Entries taken from a collection
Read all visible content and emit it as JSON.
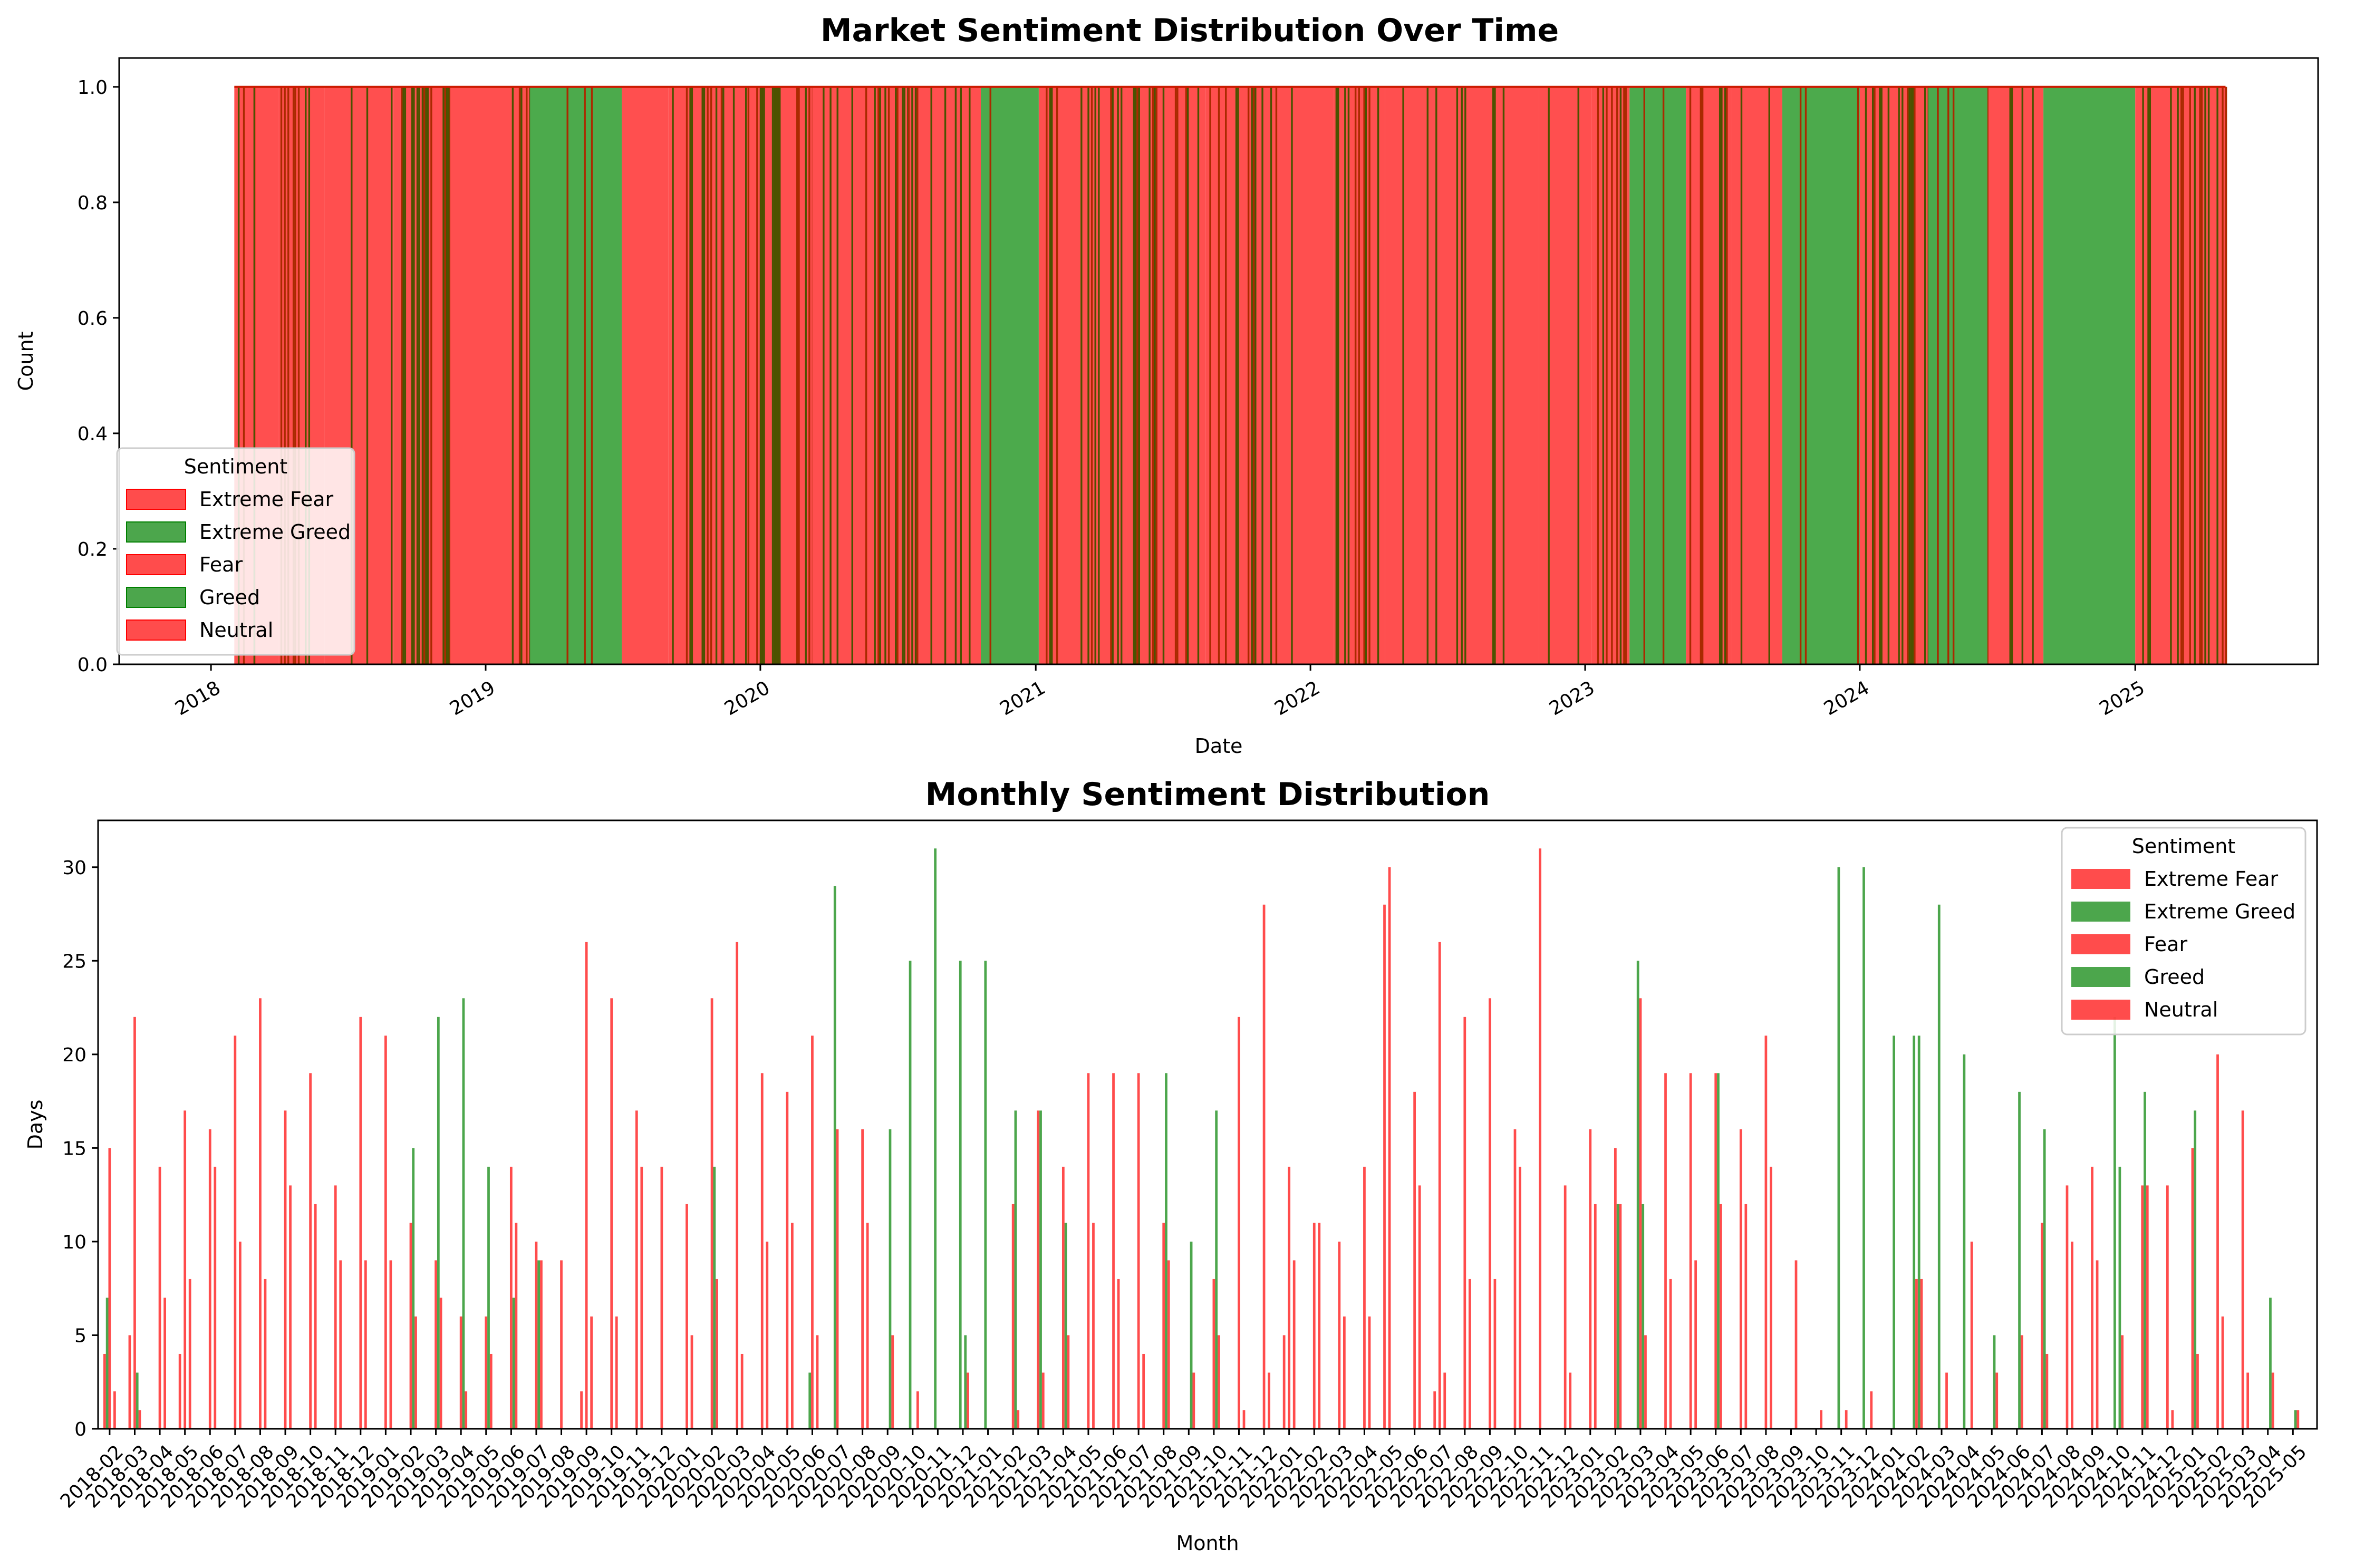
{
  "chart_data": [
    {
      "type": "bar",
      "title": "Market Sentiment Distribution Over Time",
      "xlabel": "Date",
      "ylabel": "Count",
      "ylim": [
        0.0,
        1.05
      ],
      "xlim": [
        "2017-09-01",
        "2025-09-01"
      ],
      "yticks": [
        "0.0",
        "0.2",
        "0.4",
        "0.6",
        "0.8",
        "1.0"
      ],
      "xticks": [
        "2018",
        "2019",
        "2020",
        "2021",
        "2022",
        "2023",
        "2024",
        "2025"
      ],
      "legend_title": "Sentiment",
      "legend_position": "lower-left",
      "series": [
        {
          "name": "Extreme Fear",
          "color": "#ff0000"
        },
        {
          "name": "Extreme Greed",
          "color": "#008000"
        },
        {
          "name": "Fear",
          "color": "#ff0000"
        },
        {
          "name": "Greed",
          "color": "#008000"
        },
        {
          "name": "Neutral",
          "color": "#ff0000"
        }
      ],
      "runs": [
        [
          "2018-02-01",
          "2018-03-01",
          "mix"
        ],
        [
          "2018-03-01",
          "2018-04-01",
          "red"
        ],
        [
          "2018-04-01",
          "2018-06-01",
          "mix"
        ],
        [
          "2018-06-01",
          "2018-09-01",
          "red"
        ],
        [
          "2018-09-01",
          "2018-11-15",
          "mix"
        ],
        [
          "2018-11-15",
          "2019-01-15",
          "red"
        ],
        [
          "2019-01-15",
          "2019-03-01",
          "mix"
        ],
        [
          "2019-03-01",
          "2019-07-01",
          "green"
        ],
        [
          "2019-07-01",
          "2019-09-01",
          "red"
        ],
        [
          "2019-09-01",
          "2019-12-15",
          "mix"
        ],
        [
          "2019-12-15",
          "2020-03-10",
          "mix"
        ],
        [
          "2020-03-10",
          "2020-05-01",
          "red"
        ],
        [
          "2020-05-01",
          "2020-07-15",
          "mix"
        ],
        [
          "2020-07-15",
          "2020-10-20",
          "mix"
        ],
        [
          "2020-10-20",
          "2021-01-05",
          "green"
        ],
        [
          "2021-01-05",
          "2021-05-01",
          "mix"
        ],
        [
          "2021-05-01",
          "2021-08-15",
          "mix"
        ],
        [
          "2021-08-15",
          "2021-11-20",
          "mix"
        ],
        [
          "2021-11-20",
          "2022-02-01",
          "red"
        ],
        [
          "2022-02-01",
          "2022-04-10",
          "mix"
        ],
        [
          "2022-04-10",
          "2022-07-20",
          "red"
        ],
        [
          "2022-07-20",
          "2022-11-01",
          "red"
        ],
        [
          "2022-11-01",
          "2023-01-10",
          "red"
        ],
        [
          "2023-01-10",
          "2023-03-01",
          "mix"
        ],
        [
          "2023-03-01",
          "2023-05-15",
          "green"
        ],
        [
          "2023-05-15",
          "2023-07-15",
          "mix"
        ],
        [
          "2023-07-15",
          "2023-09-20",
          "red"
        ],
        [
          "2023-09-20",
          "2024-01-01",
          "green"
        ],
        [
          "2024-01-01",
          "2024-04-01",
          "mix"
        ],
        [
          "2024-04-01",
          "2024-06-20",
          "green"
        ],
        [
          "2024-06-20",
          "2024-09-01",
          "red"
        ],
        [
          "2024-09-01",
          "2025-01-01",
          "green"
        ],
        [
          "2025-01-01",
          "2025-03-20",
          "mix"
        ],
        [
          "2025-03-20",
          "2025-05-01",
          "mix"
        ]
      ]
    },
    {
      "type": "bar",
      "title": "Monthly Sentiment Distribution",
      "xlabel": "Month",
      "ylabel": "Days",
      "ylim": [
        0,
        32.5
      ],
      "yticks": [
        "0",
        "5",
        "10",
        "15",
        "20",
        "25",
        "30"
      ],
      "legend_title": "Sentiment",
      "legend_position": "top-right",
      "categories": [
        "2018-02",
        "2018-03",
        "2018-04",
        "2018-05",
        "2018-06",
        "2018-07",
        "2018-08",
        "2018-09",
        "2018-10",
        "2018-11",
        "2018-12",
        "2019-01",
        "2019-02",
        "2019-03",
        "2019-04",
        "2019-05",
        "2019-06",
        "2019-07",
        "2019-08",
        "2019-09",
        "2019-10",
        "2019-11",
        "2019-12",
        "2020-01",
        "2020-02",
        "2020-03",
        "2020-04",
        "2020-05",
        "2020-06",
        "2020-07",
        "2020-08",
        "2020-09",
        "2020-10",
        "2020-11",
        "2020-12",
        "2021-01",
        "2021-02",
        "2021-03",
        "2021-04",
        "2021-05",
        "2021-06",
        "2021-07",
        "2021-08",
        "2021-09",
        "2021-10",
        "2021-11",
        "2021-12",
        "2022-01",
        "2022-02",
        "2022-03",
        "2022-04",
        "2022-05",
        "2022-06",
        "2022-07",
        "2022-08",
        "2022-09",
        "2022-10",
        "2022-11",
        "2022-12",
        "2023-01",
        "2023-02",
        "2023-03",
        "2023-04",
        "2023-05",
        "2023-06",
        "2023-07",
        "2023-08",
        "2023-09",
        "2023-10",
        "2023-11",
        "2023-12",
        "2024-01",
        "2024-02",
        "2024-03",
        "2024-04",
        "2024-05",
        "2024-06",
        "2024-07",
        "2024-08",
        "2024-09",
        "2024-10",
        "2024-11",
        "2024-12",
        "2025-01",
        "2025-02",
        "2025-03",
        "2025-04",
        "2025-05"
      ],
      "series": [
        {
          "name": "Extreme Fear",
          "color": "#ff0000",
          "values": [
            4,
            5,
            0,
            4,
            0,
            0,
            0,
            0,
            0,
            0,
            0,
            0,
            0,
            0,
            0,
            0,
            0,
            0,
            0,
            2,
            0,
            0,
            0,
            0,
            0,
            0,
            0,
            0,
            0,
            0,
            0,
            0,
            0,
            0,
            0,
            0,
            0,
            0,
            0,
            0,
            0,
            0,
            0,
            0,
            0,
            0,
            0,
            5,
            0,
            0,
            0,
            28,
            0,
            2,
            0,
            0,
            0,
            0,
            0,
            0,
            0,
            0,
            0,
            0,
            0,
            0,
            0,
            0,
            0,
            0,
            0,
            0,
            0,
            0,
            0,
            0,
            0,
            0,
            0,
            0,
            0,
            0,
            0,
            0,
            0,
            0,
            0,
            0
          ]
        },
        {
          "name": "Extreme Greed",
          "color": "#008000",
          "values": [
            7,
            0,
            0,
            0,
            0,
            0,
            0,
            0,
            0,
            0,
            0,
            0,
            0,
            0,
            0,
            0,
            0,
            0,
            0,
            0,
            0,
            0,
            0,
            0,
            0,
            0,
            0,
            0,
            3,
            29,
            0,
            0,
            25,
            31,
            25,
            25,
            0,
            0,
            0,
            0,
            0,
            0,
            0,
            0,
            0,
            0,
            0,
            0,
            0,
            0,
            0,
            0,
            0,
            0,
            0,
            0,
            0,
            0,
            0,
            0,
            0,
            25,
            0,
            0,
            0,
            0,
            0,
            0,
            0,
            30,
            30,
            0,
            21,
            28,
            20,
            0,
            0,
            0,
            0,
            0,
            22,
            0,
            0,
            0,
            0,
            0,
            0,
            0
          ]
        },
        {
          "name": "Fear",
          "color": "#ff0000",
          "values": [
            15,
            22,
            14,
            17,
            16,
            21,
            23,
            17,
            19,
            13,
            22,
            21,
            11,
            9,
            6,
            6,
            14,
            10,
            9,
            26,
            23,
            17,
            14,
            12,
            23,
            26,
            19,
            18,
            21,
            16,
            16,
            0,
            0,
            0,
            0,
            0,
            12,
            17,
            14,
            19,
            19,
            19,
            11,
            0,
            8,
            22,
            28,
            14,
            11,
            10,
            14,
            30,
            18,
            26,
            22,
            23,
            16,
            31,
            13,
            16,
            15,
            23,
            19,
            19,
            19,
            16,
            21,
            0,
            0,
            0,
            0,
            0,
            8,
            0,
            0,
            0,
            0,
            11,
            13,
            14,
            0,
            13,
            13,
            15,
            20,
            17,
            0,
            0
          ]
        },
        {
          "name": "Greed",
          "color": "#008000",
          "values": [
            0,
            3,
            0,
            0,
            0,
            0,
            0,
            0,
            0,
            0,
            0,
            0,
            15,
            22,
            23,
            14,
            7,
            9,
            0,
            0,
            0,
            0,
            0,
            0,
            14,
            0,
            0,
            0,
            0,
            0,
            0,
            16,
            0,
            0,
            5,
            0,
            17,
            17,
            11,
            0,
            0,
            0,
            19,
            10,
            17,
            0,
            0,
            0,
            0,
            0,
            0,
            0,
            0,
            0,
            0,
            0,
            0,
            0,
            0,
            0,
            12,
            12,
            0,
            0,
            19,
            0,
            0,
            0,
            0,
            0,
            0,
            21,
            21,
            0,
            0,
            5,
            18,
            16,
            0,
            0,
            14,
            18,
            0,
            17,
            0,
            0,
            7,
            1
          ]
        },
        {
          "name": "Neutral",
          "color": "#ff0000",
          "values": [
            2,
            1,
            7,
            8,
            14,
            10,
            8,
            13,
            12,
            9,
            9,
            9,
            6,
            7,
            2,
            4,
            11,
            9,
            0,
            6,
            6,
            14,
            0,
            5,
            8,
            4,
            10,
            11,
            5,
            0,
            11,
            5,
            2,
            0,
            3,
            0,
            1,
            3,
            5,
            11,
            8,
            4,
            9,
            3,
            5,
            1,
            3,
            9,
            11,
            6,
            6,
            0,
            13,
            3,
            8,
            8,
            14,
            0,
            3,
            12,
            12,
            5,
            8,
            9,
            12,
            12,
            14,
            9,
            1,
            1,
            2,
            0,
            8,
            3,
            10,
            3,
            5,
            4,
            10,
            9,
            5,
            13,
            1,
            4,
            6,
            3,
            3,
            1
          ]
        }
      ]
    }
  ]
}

— Work required —
Each line that has the word "Sentiment" should be copied.

— Solution for this problem —
      "title": "Market Sentiment Distribution Over Time",
      "legend_title": "Sentiment",
      "title": "Monthly Sentiment Distribution",
      "legend_title": "Sentiment",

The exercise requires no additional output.